◆ Goal
Return all of the entries exactly, with nothing added or left out.

— Start Supplied material —

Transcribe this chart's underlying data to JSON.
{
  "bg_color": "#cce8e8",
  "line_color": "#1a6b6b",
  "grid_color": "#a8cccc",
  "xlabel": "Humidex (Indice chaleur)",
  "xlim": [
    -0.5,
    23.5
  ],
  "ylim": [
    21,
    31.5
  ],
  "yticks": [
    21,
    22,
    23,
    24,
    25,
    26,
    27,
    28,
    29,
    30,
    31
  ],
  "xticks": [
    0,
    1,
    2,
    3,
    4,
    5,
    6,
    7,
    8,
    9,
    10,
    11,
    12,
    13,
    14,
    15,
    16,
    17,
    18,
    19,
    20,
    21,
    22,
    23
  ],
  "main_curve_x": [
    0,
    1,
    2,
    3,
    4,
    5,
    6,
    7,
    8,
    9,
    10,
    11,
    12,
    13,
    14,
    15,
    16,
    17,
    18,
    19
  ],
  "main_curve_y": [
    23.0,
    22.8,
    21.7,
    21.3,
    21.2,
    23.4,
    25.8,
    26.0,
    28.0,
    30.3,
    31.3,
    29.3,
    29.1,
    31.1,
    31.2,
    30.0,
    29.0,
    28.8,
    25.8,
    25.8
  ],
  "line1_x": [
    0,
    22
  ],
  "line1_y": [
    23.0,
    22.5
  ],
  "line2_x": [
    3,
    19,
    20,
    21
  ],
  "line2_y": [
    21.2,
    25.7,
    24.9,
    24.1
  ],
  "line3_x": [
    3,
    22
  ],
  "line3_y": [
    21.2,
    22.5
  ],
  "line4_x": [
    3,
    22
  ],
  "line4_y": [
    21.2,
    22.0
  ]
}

— End Supplied material —

◆ Task response
Transcribe this chart's underlying data to JSON.
{
  "bg_color": "#cce8e8",
  "line_color": "#1a6b6b",
  "grid_color": "#a8cccc",
  "xlabel": "Humidex (Indice chaleur)",
  "xlim": [
    -0.5,
    23.5
  ],
  "ylim": [
    21,
    31.5
  ],
  "yticks": [
    21,
    22,
    23,
    24,
    25,
    26,
    27,
    28,
    29,
    30,
    31
  ],
  "xticks": [
    0,
    1,
    2,
    3,
    4,
    5,
    6,
    7,
    8,
    9,
    10,
    11,
    12,
    13,
    14,
    15,
    16,
    17,
    18,
    19,
    20,
    21,
    22,
    23
  ],
  "main_curve_x": [
    0,
    1,
    2,
    3,
    4,
    5,
    6,
    7,
    8,
    9,
    10,
    11,
    12,
    13,
    14,
    15,
    16,
    17,
    18,
    19
  ],
  "main_curve_y": [
    23.0,
    22.8,
    21.7,
    21.3,
    21.2,
    23.4,
    25.8,
    26.0,
    28.0,
    30.3,
    31.3,
    29.3,
    29.1,
    31.1,
    31.2,
    30.0,
    29.0,
    28.8,
    25.8,
    25.8
  ],
  "line1_x": [
    0,
    22
  ],
  "line1_y": [
    23.0,
    22.5
  ],
  "line2_x": [
    3,
    19,
    20,
    21
  ],
  "line2_y": [
    21.2,
    25.7,
    24.9,
    24.1
  ],
  "line3_x": [
    3,
    22
  ],
  "line3_y": [
    21.2,
    22.5
  ],
  "line4_x": [
    3,
    22
  ],
  "line4_y": [
    21.2,
    22.0
  ]
}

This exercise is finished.